» **Information supplied**:
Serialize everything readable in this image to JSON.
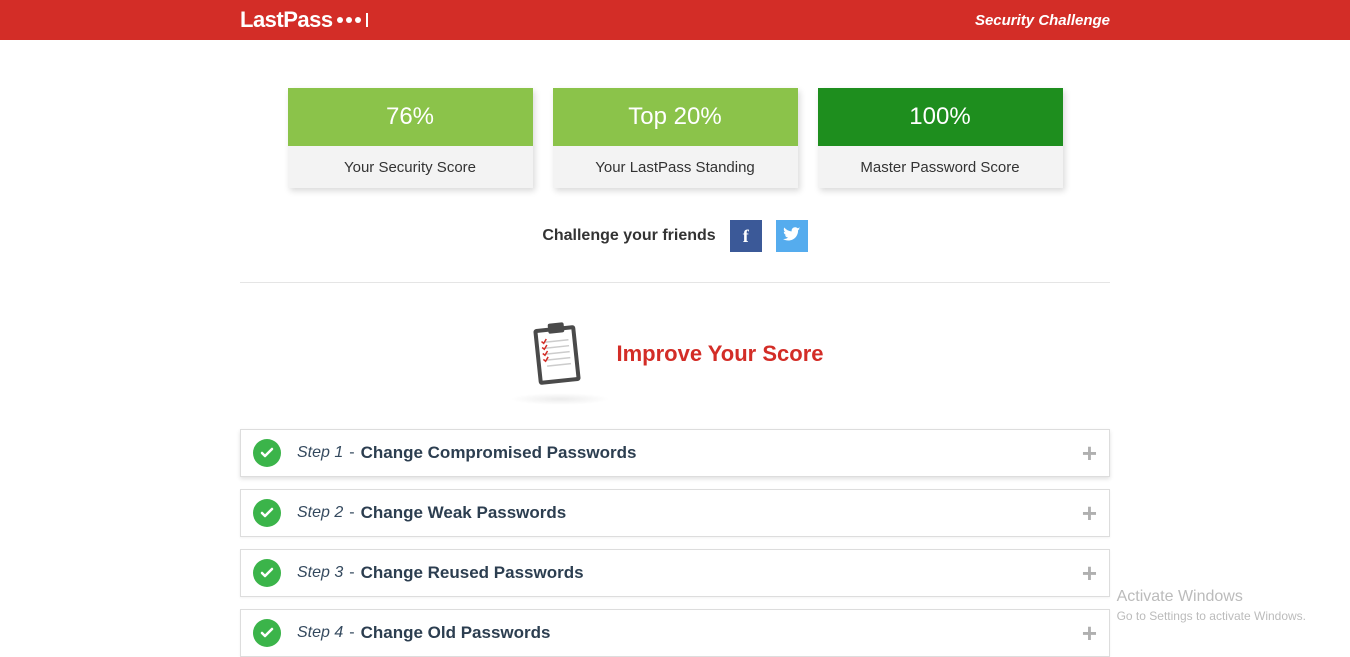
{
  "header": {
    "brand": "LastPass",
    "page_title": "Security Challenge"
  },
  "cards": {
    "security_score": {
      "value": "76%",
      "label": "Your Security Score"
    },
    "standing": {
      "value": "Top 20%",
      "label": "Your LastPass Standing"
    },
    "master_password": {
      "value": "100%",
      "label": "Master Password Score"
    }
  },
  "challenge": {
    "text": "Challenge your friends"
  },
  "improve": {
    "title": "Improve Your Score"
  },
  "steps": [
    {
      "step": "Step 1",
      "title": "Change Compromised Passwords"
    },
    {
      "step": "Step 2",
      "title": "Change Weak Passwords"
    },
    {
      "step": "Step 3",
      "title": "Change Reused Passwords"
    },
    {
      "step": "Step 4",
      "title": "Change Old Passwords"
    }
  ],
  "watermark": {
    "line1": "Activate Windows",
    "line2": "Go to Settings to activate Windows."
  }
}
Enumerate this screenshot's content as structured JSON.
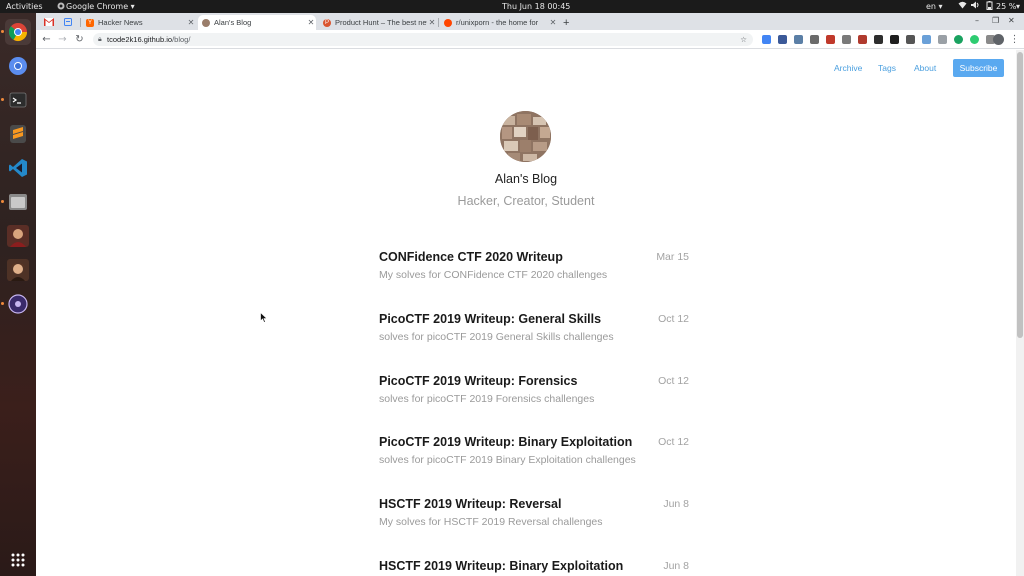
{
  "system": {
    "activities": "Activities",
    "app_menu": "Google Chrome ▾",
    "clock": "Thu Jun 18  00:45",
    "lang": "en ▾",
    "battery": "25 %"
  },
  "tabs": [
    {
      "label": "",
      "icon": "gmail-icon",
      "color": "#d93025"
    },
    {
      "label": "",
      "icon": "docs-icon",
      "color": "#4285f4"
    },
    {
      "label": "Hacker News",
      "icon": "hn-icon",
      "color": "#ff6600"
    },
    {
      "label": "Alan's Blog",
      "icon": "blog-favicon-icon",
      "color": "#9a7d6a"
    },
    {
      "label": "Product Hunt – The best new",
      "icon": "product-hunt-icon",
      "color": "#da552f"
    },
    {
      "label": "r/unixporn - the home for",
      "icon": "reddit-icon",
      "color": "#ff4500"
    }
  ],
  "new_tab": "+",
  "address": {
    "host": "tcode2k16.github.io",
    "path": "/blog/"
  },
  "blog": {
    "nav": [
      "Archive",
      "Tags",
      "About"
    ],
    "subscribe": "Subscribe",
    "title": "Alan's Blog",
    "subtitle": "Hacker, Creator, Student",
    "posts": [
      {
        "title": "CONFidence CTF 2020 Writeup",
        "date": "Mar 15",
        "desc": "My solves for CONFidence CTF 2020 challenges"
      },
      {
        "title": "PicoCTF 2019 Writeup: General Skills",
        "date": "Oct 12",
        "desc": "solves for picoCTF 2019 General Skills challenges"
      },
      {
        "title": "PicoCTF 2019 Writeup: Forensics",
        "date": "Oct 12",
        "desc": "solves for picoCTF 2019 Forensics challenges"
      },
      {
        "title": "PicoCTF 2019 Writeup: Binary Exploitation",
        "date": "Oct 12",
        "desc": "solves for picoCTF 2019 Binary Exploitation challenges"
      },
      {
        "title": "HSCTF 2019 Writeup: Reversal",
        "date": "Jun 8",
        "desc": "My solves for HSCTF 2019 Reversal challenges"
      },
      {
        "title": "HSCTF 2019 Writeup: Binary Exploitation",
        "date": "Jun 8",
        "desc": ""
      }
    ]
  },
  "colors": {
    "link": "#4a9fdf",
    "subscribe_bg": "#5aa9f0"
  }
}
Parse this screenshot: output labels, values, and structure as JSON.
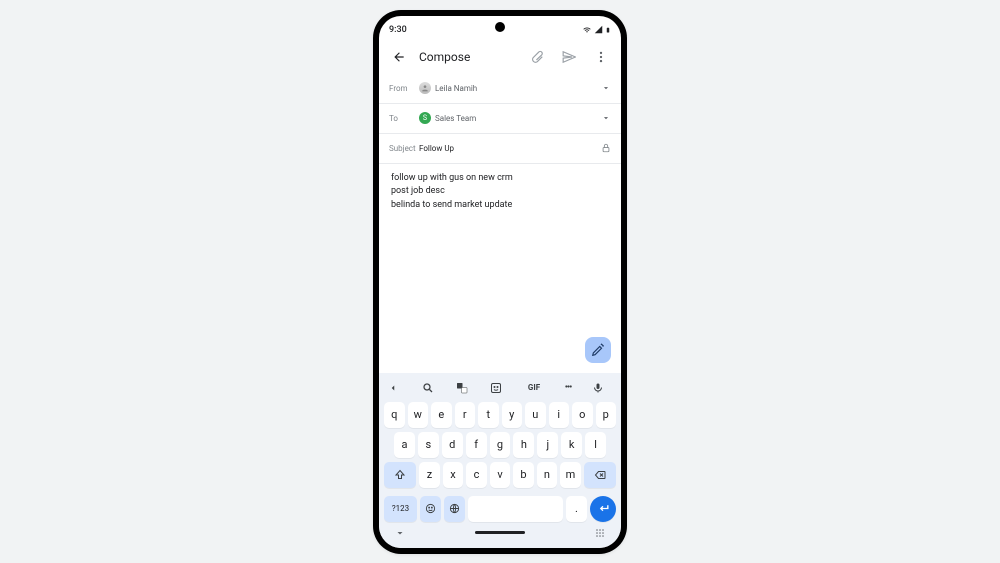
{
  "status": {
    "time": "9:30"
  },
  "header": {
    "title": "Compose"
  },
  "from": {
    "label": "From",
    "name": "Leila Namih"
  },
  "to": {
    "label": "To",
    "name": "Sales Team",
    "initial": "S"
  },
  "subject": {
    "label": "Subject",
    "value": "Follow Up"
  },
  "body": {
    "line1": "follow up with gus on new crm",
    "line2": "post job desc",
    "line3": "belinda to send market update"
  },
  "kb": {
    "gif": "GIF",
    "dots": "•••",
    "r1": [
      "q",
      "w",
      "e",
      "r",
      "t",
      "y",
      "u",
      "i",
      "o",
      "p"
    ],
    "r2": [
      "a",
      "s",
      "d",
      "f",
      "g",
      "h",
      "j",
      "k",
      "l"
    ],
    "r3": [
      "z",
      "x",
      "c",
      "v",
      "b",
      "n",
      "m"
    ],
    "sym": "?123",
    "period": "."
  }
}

==

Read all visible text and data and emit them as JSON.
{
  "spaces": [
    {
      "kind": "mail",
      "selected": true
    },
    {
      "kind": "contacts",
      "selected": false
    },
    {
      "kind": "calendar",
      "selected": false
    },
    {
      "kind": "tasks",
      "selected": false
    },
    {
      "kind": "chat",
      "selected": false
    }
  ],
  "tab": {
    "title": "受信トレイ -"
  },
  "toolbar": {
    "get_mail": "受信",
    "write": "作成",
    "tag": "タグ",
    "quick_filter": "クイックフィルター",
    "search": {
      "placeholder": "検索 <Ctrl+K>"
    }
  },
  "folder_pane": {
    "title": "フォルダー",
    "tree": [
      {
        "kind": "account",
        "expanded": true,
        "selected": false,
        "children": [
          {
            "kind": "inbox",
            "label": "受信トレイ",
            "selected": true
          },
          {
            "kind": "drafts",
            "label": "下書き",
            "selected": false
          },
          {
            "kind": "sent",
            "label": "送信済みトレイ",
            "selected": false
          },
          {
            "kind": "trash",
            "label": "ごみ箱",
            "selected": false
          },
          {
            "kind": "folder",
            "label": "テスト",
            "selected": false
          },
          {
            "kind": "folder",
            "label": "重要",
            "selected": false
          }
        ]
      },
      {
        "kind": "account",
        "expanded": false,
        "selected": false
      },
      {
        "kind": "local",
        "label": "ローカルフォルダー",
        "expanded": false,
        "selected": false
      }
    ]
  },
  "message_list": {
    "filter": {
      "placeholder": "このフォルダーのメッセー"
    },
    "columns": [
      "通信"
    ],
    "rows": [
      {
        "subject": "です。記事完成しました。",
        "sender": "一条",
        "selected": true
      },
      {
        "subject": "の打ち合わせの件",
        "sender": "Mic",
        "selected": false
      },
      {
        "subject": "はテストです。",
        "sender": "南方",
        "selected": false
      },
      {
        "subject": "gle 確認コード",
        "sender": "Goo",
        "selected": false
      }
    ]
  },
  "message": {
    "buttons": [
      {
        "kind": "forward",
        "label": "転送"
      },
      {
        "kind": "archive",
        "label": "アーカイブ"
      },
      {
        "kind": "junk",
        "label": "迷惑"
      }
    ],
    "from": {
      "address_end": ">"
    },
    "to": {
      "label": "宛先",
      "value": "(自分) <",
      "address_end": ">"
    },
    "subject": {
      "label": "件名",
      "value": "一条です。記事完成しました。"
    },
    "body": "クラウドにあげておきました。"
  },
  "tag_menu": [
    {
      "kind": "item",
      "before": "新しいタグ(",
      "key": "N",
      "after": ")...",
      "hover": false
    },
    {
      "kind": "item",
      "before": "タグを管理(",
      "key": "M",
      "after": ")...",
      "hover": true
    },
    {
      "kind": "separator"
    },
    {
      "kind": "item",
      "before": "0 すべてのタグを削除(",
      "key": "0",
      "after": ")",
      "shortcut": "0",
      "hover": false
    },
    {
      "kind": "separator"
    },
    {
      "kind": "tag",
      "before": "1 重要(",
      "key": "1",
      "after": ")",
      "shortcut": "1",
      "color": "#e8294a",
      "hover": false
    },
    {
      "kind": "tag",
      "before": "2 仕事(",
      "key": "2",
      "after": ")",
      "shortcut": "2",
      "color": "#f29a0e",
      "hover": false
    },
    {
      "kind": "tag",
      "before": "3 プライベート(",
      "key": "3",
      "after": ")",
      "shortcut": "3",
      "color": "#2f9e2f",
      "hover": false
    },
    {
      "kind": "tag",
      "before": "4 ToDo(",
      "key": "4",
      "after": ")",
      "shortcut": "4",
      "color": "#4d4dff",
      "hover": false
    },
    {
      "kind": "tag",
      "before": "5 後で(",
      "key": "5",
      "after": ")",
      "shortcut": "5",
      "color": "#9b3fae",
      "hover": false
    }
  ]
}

...

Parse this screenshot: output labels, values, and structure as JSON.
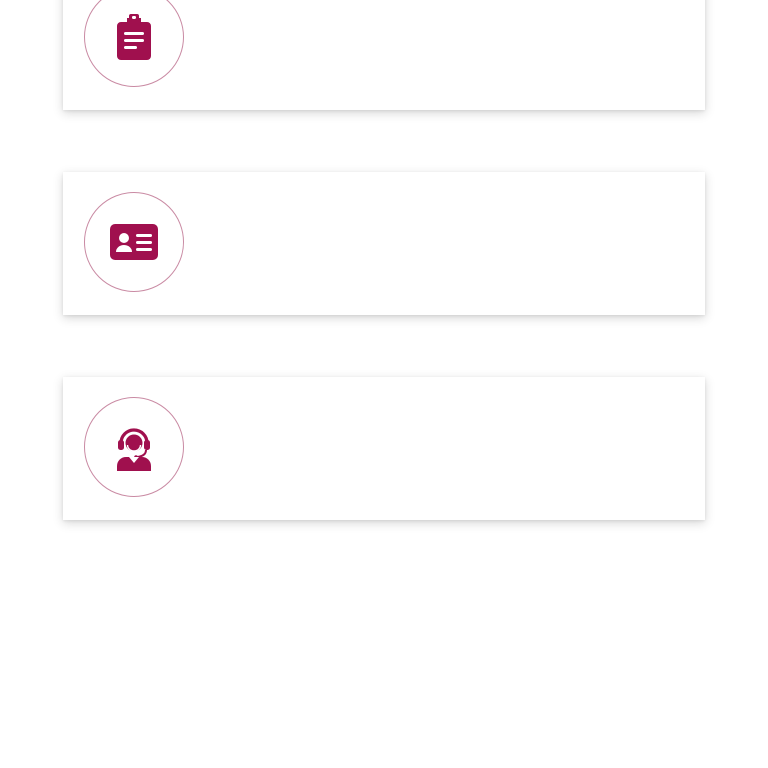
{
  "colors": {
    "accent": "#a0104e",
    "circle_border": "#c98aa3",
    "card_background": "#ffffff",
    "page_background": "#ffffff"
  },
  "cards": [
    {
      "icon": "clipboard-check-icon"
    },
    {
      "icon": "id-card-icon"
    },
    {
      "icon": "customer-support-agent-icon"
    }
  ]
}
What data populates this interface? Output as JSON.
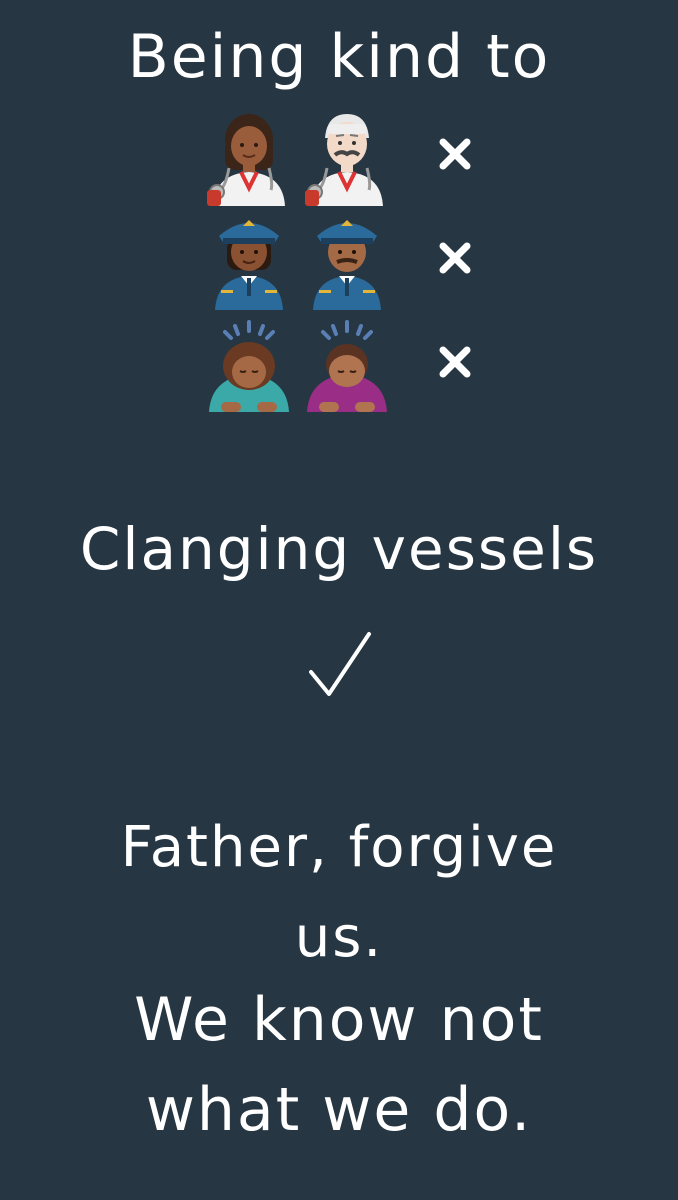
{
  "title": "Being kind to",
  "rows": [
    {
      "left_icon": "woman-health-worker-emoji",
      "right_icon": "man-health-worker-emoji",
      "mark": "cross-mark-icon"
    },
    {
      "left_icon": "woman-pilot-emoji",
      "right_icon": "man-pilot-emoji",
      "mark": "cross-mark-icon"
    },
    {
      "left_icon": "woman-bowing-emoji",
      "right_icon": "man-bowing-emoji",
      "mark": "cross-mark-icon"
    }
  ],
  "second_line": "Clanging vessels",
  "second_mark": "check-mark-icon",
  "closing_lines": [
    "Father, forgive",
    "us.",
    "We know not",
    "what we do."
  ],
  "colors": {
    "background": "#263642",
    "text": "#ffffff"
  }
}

» **Exercise directions**: Pick out every line with the string "Writeup" and copy it.

» **The reply**:
        "title": "CONFidence CTF 2020 Writeup",
        "title": "PicoCTF 2019 Writeup: General Skills",
        "title": "PicoCTF 2019 Writeup: Forensics",
        "title": "PicoCTF 2019 Writeup: Binary Exploitation",
        "title": "HSCTF 2019 Writeup: Reversal",
        "title": "HSCTF 2019 Writeup: Binary Exploitation",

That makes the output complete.